OBJECTIF DE L'EXERCICE - Retapez tels quels tous les items ci-dessous, sans reprendre les images dans votre réponse.

MATÉRIEL FOURNI -
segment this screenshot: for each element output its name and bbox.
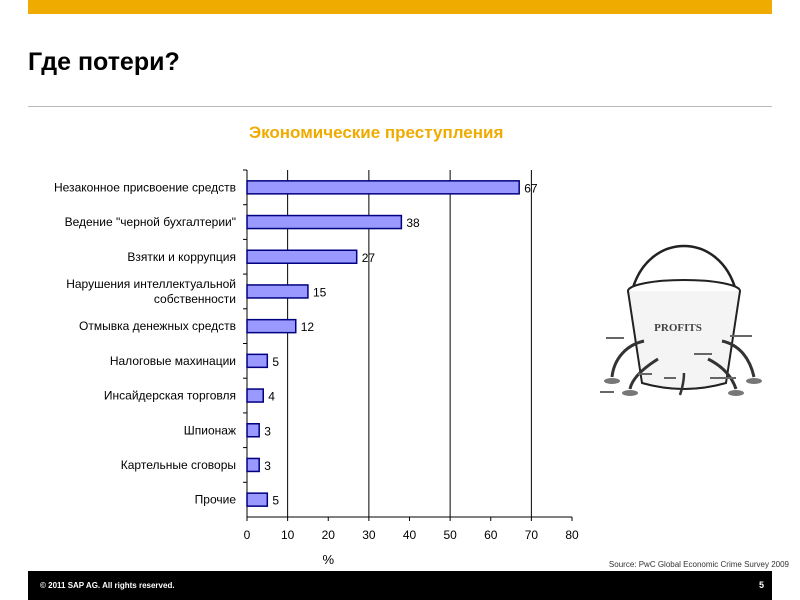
top-accent-bar bbox=[28, 0, 772, 14]
bar-value-label: 3 bbox=[264, 459, 271, 473]
x-axis-label: % bbox=[322, 552, 334, 567]
footer-copyright: © 2011 SAP AG. All rights reserved. bbox=[40, 581, 175, 590]
category-label: Шпионаж bbox=[184, 423, 236, 437]
bar-value-label: 67 bbox=[524, 181, 538, 195]
category-label: Незаконное присвоение средств bbox=[54, 180, 236, 194]
leaking-bucket-illustration: PROFITS bbox=[600, 244, 762, 396]
slide-title: Где потери? bbox=[28, 48, 180, 76]
leak-stream-5 bbox=[678, 372, 686, 396]
category-label: Взятки и коррупция bbox=[127, 250, 236, 264]
x-tick-label: 0 bbox=[244, 528, 251, 542]
bar-value-label: 4 bbox=[268, 390, 275, 404]
bucket-handle bbox=[630, 244, 738, 292]
category-label: Налоговые махинации bbox=[110, 354, 236, 368]
bar bbox=[246, 457, 260, 473]
x-tick-label: 10 bbox=[281, 528, 295, 542]
bucket-label: PROFITS bbox=[654, 322, 702, 334]
category-label: Инсайдерская торговля bbox=[104, 389, 236, 403]
category-label: Ведение "черной бухгалтерии" bbox=[65, 215, 236, 229]
bar-value-label: 27 bbox=[362, 251, 376, 265]
category-label: собственности bbox=[154, 292, 236, 306]
x-tick-label: 70 bbox=[525, 528, 539, 542]
bar bbox=[246, 214, 403, 230]
x-tick-label: 20 bbox=[322, 528, 336, 542]
category-label: Картельные сговоры bbox=[121, 458, 236, 472]
bar-value-label: 15 bbox=[313, 285, 327, 299]
bar bbox=[246, 353, 269, 369]
leak-stream-3 bbox=[721, 339, 756, 378]
bar-value-label: 3 bbox=[264, 424, 271, 438]
chart-title: Экономические преступления bbox=[249, 123, 504, 142]
x-tick-label: 50 bbox=[443, 528, 457, 542]
bar bbox=[246, 284, 309, 299]
bar bbox=[246, 492, 269, 507]
x-tick-label: 30 bbox=[362, 528, 376, 542]
source-note: Source: PwC Global Economic Crime Survey… bbox=[608, 560, 789, 569]
x-tick-label: 60 bbox=[484, 528, 498, 542]
x-tick-label: 40 bbox=[403, 528, 417, 542]
leak-stream-4 bbox=[707, 357, 738, 390]
category-label: Прочие bbox=[195, 493, 237, 507]
bar bbox=[246, 249, 358, 264]
title-divider bbox=[28, 106, 772, 107]
bar-value-label: 5 bbox=[272, 494, 279, 508]
bar bbox=[246, 388, 264, 403]
bar bbox=[246, 180, 520, 195]
leak-stream-1 bbox=[610, 339, 645, 378]
bar-value-label: 38 bbox=[406, 216, 420, 230]
page-number: 5 bbox=[758, 580, 764, 590]
bar bbox=[246, 318, 297, 334]
category-label: Отмывка денежных средств bbox=[79, 319, 236, 333]
category-label: Нарушения интеллектуальной bbox=[66, 277, 236, 291]
bar-value-label: 5 bbox=[272, 355, 279, 369]
bar bbox=[246, 423, 260, 438]
bar-value-label: 12 bbox=[301, 320, 315, 334]
footer-bar: © 2011 SAP AG. All rights reserved. 5 bbox=[28, 571, 772, 600]
x-tick-label: 80 bbox=[565, 528, 579, 542]
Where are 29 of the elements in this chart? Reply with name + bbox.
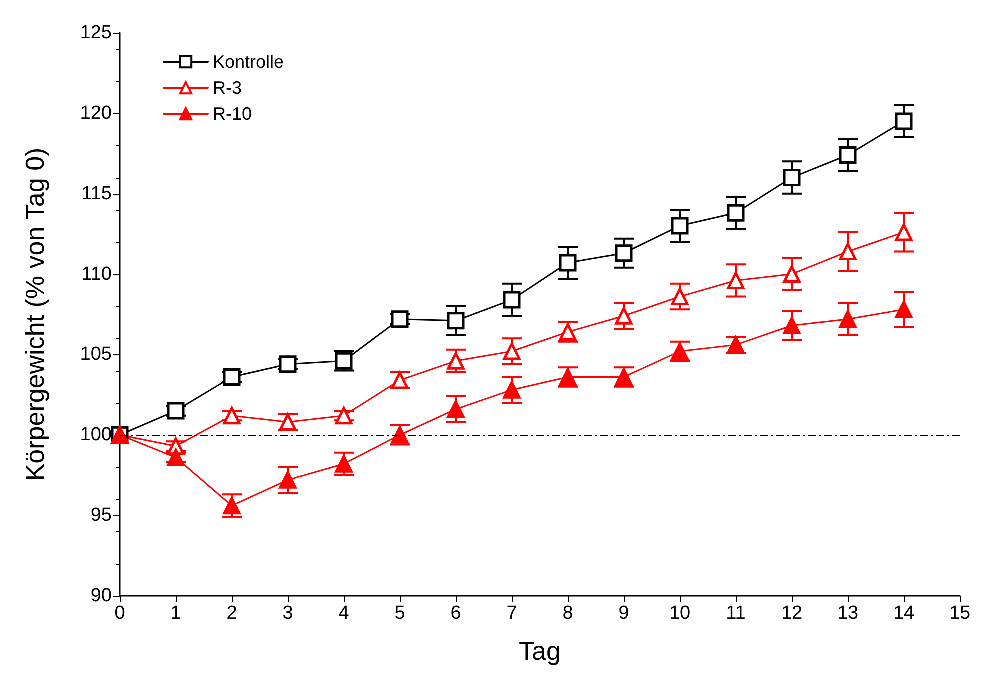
x-tick-label: 13 [837,603,859,624]
y-tick-label: 110 [82,264,112,285]
x-tick-label: 1 [170,603,182,624]
y-tick-label: 120 [80,102,112,124]
x-tick-label: 3 [282,603,294,624]
x-tick-label: 14 [893,603,915,624]
y-tick-label: 95 [90,505,112,526]
y-tick-label: 125 [80,22,112,44]
y-axis-title: Körpergewicht (% von Tag 0) [20,148,50,482]
x-tick-label: 15 [949,603,971,624]
y-tick-label: 105 [80,344,112,366]
y-tick-label: 90 [90,586,112,606]
x-tick-label: 2 [226,603,238,624]
y-tick-label: 100 [80,424,112,446]
x-tick-label: 9 [618,603,630,624]
x-axis-title: Tag [519,636,561,666]
x-tick-label: 8 [562,603,574,624]
legend-label: Kontrolle [213,52,284,72]
x-tick-label: 11 [726,603,746,624]
y-tick-label: 115 [82,183,112,204]
x-tick-label: 6 [450,603,462,624]
x-tick-label: 12 [781,603,803,624]
x-tick-label: 4 [338,603,350,624]
x-tick-label: 0 [114,603,126,624]
legend-label: R-3 [213,78,242,98]
x-tick-label: 5 [394,603,406,624]
legend-label: R-10 [213,104,252,124]
x-tick-label: 10 [669,603,691,624]
x-tick-label: 7 [506,603,518,624]
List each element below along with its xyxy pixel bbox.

RÉSULTAT -
segment this screenshot: for each element output its name and bbox.
top-accent-bar bbox=[28, 0, 772, 14]
bar-value-label: 3 bbox=[264, 459, 271, 473]
x-axis-label: % bbox=[322, 552, 334, 567]
footer-copyright: © 2011 SAP AG. All rights reserved. bbox=[40, 581, 175, 590]
category-label: Шпионаж bbox=[184, 423, 236, 437]
bar-value-label: 67 bbox=[524, 181, 538, 195]
category-label: Незаконное присвоение средств bbox=[54, 180, 236, 194]
leaking-bucket-illustration: PROFITS bbox=[600, 244, 762, 396]
slide-title: Где потери? bbox=[28, 48, 180, 76]
leak-stream-5 bbox=[678, 372, 686, 396]
category-label: Взятки и коррупция bbox=[127, 250, 236, 264]
x-tick-label: 0 bbox=[244, 528, 251, 542]
bar-value-label: 4 bbox=[268, 390, 275, 404]
bucket-handle bbox=[630, 244, 738, 292]
category-label: Налоговые махинации bbox=[110, 354, 236, 368]
bar bbox=[246, 457, 260, 473]
x-tick-label: 10 bbox=[281, 528, 295, 542]
bucket-label: PROFITS bbox=[654, 322, 702, 334]
category-label: Инсайдерская торговля bbox=[104, 389, 236, 403]
category-label: Ведение "черной бухгалтерии" bbox=[65, 215, 236, 229]
bar-value-label: 27 bbox=[362, 251, 376, 265]
category-label: собственности bbox=[154, 292, 236, 306]
x-tick-label: 70 bbox=[525, 528, 539, 542]
bar bbox=[246, 214, 403, 230]
x-tick-label: 20 bbox=[322, 528, 336, 542]
category-label: Картельные сговоры bbox=[121, 458, 236, 472]
bar-value-label: 15 bbox=[313, 285, 327, 299]
bar bbox=[246, 353, 269, 369]
leak-stream-3 bbox=[721, 339, 756, 378]
bar-value-label: 3 bbox=[264, 424, 271, 438]
chart-title: Экономические преступления bbox=[249, 123, 504, 142]
x-tick-label: 50 bbox=[443, 528, 457, 542]
bar bbox=[246, 284, 309, 299]
bar bbox=[246, 492, 269, 507]
x-tick-label: 30 bbox=[362, 528, 376, 542]
source-note: Source: PwC Global Economic Crime Survey… bbox=[608, 560, 789, 569]
x-tick-label: 60 bbox=[484, 528, 498, 542]
x-tick-label: 40 bbox=[403, 528, 417, 542]
leak-stream-4 bbox=[707, 357, 738, 390]
category-label: Прочие bbox=[195, 493, 237, 507]
bar bbox=[246, 249, 358, 264]
title-divider bbox=[28, 106, 772, 107]
bar-value-label: 5 bbox=[272, 494, 279, 508]
bar bbox=[246, 388, 264, 403]
bar bbox=[246, 180, 520, 195]
leak-stream-1 bbox=[610, 339, 645, 378]
bar-value-label: 38 bbox=[406, 216, 420, 230]
page-number: 5 bbox=[758, 580, 764, 590]
bar bbox=[246, 318, 297, 334]
category-label: Отмывка денежных средств bbox=[79, 319, 236, 333]
category-label: Нарушения интеллектуальной bbox=[66, 277, 236, 291]
bar-value-label: 5 bbox=[272, 355, 279, 369]
bar bbox=[246, 423, 260, 438]
bar-value-label: 12 bbox=[301, 320, 315, 334]
footer-bar: © 2011 SAP AG. All rights reserved. 5 bbox=[28, 571, 772, 600]
x-tick-label: 80 bbox=[565, 528, 579, 542]
Where are 29 of the elements in this chart? Reply with name + bbox.
x-tick-label: 13 [837,603,859,624]
y-tick-label: 110 [82,264,112,285]
x-tick-label: 1 [170,603,182,624]
y-tick-label: 120 [80,102,112,124]
x-tick-label: 3 [282,603,294,624]
x-tick-label: 14 [893,603,915,624]
y-tick-label: 95 [90,505,112,526]
y-tick-label: 125 [80,22,112,44]
y-axis-title: Körpergewicht (% von Tag 0) [20,148,50,482]
x-tick-label: 15 [949,603,971,624]
y-tick-label: 105 [80,344,112,366]
y-tick-label: 90 [90,586,112,606]
x-tick-label: 2 [226,603,238,624]
y-tick-label: 100 [80,424,112,446]
x-tick-label: 9 [618,603,630,624]
x-axis-title: Tag [519,636,561,666]
x-tick-label: 8 [562,603,574,624]
legend-label: Kontrolle [213,52,284,72]
x-tick-label: 11 [726,603,746,624]
y-tick-label: 115 [82,183,112,204]
x-tick-label: 6 [450,603,462,624]
x-tick-label: 12 [781,603,803,624]
x-tick-label: 4 [338,603,350,624]
x-tick-label: 0 [114,603,126,624]
legend-label: R-3 [213,78,242,98]
x-tick-label: 5 [394,603,406,624]
legend-label: R-10 [213,104,252,124]
x-tick-label: 10 [669,603,691,624]
x-tick-label: 7 [506,603,518,624]
List each element below along with its xyxy pixel bbox.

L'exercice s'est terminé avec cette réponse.